[Structured figure records]

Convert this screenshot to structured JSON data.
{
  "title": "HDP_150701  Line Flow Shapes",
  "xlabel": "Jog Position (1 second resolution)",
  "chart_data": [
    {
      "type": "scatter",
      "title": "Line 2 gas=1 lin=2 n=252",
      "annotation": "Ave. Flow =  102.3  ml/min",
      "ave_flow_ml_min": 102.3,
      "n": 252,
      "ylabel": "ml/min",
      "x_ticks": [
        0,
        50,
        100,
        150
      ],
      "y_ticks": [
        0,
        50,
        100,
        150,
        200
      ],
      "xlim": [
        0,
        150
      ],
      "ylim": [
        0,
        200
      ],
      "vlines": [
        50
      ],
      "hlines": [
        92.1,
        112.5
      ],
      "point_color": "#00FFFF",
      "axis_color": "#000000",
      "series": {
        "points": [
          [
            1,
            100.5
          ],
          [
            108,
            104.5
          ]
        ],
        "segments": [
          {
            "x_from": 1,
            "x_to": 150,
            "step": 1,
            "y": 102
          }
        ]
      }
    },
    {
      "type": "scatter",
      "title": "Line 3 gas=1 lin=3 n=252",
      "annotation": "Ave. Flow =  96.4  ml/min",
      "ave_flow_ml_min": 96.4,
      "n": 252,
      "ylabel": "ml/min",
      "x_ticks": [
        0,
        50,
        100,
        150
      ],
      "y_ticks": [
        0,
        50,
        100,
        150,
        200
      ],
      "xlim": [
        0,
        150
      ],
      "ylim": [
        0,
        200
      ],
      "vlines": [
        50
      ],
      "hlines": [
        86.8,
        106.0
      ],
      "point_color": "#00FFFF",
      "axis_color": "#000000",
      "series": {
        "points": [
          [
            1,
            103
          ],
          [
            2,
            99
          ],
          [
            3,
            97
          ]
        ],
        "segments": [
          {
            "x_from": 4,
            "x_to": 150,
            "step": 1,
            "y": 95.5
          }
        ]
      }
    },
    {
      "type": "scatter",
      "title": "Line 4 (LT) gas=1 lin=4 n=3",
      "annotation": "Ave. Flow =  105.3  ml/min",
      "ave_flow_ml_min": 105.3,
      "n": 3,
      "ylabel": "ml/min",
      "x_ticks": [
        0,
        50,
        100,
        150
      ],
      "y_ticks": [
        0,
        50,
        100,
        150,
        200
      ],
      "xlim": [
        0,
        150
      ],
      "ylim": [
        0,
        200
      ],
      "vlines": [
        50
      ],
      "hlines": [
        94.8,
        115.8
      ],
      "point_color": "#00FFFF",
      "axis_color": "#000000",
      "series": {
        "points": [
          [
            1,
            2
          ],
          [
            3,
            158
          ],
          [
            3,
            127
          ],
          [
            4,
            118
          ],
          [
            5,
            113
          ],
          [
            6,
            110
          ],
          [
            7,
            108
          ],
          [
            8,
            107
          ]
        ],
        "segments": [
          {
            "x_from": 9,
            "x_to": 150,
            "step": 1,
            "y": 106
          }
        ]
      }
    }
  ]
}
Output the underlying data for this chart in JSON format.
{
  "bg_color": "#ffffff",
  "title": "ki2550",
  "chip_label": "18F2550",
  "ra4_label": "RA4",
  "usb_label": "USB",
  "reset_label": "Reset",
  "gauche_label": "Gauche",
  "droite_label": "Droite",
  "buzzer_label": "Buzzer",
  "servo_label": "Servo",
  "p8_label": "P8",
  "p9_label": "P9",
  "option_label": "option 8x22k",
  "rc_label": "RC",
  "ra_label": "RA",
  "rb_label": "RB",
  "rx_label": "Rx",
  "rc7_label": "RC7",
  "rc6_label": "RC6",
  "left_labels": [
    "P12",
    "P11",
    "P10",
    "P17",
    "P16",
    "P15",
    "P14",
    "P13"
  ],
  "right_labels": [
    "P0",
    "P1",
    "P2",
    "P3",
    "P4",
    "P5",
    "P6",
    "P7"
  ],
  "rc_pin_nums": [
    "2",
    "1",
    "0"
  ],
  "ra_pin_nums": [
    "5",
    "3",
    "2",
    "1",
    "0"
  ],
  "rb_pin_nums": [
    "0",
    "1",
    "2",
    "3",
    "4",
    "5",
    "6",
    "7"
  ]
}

# Written instruction
Copy every line of the records above that contains "title".

# Response to the exercise
  "title": "HDP_150701  Line Flow Shapes",
      "title": "Line 2 gas=1 lin=2 n=252",
      "title": "Line 3 gas=1 lin=3 n=252",
      "title": "Line 4 (LT) gas=1 lin=4 n=3",
  "title": "ki2550",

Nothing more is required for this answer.